==== Given information ====

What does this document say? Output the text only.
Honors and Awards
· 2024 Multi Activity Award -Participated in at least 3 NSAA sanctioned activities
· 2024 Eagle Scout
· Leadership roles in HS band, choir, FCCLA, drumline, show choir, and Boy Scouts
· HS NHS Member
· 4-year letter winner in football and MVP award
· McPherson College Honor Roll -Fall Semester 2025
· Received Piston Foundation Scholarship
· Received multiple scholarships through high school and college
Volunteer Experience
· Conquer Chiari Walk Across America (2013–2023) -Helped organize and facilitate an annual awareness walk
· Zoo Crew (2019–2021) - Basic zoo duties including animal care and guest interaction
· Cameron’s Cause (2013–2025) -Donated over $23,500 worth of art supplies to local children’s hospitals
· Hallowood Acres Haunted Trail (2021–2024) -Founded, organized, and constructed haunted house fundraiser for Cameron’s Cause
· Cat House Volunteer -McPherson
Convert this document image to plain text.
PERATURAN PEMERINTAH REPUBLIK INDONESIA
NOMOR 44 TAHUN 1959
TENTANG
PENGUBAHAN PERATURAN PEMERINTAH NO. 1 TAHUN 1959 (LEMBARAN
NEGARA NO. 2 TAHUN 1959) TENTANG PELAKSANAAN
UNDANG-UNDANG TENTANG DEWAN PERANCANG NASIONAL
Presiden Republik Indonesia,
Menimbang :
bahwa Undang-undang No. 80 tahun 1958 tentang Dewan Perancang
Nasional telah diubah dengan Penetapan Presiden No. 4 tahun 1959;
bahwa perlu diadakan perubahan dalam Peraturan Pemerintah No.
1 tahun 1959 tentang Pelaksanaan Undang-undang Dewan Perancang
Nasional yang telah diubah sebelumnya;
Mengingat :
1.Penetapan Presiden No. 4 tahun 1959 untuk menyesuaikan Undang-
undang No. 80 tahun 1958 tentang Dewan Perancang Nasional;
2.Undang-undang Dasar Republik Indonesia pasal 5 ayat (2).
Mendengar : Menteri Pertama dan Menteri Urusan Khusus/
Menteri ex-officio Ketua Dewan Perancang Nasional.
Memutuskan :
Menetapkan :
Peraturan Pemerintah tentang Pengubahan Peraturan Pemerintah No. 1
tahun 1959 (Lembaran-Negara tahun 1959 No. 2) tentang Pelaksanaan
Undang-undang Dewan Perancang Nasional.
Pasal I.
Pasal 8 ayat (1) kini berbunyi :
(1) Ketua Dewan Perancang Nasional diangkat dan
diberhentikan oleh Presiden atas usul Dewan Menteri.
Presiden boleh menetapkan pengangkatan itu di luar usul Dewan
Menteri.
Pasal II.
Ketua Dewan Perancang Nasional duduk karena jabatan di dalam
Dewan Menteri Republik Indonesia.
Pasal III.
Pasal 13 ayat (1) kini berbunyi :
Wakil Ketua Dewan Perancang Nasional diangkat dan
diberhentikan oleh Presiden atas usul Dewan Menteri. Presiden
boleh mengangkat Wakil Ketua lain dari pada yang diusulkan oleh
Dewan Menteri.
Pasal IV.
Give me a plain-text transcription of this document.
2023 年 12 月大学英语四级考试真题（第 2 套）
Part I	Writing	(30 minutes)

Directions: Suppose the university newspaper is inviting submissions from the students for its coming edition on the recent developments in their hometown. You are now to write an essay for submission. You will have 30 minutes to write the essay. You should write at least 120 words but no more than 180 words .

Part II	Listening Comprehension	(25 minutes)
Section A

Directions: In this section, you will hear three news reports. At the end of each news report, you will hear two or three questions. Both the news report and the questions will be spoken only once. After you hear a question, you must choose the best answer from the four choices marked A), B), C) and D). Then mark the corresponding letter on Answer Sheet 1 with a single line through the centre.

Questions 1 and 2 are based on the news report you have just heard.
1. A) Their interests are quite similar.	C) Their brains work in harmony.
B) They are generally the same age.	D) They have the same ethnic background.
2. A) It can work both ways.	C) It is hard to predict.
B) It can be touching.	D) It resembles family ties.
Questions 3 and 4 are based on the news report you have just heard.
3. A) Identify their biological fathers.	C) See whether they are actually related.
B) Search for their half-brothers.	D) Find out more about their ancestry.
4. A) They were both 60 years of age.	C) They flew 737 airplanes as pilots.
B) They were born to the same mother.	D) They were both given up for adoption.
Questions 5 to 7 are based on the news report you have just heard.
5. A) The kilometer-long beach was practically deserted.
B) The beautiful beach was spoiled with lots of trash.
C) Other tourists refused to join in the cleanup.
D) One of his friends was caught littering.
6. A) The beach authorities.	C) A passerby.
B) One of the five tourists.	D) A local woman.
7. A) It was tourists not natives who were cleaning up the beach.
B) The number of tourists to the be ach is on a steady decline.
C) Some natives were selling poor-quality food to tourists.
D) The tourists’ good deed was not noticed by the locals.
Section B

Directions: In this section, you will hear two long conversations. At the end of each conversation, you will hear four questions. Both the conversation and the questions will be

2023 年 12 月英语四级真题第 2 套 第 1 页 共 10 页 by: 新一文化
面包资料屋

====

■ Short problem:
Identify the lines that hold the word "work". Copy every one of them.

■ Solution for this task:
1. A) Their interests are quite similar.	C) Their brains work in harmony.
2. A) It can work both ways.	C) It is hard to predict.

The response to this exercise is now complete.